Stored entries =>
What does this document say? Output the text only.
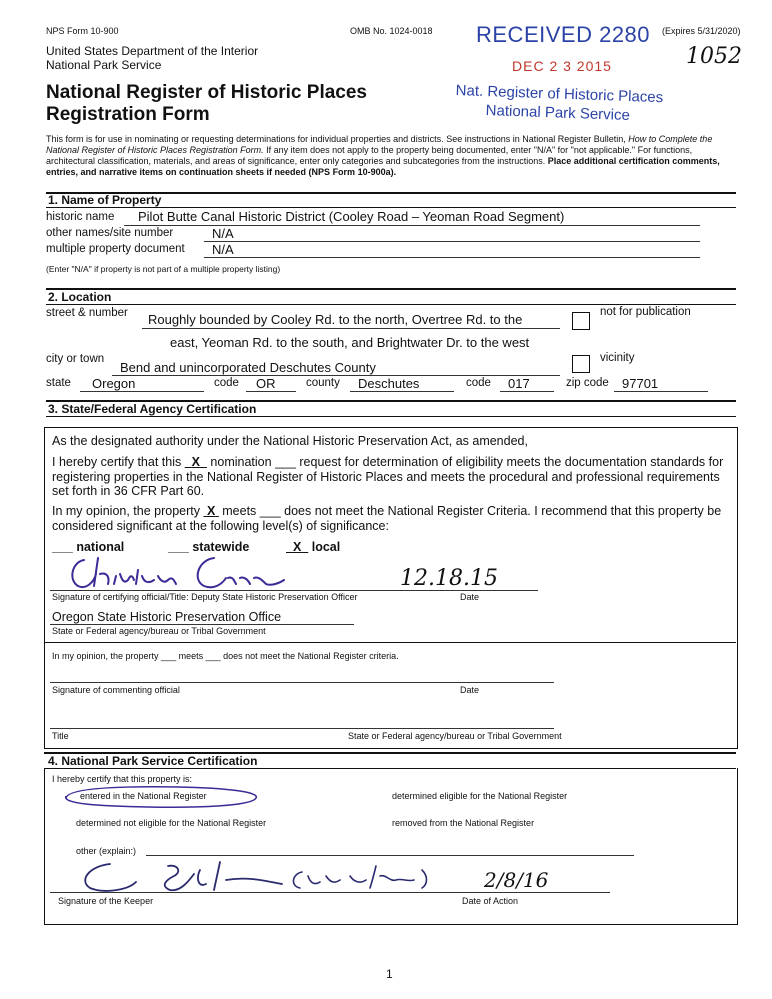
NPS Form 10-900	OMB No. 1024-0018	(Expires 5/31/2020)
United States Department of the Interior
National Park Service
National Register of Historic Places
Registration Form
RECEIVED 2280
DEC 2 3 2015
Nat. Register of Historic Places
National Park Service
1052
This form is for use in nominating or requesting determinations for individual properties and districts. See instructions in National Register Bulletin, How to Complete the National Register of Historic Places Registration Form. If any item does not apply to the property being documented, enter "N/A" for "not applicable." For functions, architectural classification, materials, and areas of significance, enter only categories and subcategories from the instructions. Place additional certification comments, entries, and narrative items on continuation sheets if needed (NPS Form 10-900a).
1. Name of Property
historic name Pilot Butte Canal Historic District (Cooley Road – Yeoman Road Segment)
other names/site number	N/A
multiple property document N/A
(Enter "N/A" if property is not part of a multiple property listing)
2. Location
street & number Roughly bounded by Cooley Rd. to the north, Overtree Rd. to the
east, Yeoman Rd. to the south, and Brightwater Dr. to the west
not for publication
city or town
Bend and unincorporated Deschutes County
vicinity
state Oregon	code OR	county Deschutes	code 017	zip code 97701
3. State/Federal Agency Certification
As the designated authority under the National Historic Preservation Act, as amended,
I hereby certify that this   X   nomination ___ request for determination of eligibility meets the documentation standards for registering properties in the National Register of Historic Places and meets the procedural and professional requirements set forth in 36 CFR Part 60.
In my opinion, the property  X  meets ___ does not meet the National Register Criteria. I recommend that this property be considered significant at the following level(s) of significance:
___ national	___ statewide	X local
12.18.15
Signature of certifying official/Title: Deputy State Historic Preservation Officer	Date
Oregon State Historic Preservation Office
State or Federal agency/bureau or Tribal Government
In my opinion, the property ___ meets ___ does not meet the National Register criteria.
Signature of commenting official	Date
Title	State or Federal agency/bureau or Tribal Government
4. National Park Service Certification
I hereby certify that this property is:
entered in the National Register	determined eligible for the National Register
determined not eligible for the National Register	removed from the National Register
other (explain:)
2/8/16
Signature of the Keeper	Date of Action
1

What the task asks =>
Search the data above for lines holding "Form" and copy each of them.

Written solution =>
NPS Form 10-900	OMB No. 1024-0018	(Expires 5/31/2020)
Registration Form
This form is for use in nominating or requesting determinations for individual properties and districts. See instructions in National Register Bulletin, How to Complete the National Register of Historic Places Registration Form. If any item does not apply to the property being documented, enter "N/A" for "not applicable." For functions, architectural classification, materials, and areas of significance, enter only categories and subcategories from the instructions. Place additional certification comments, entries, and narrative items on continuation sheets if needed (NPS Form 10-900a).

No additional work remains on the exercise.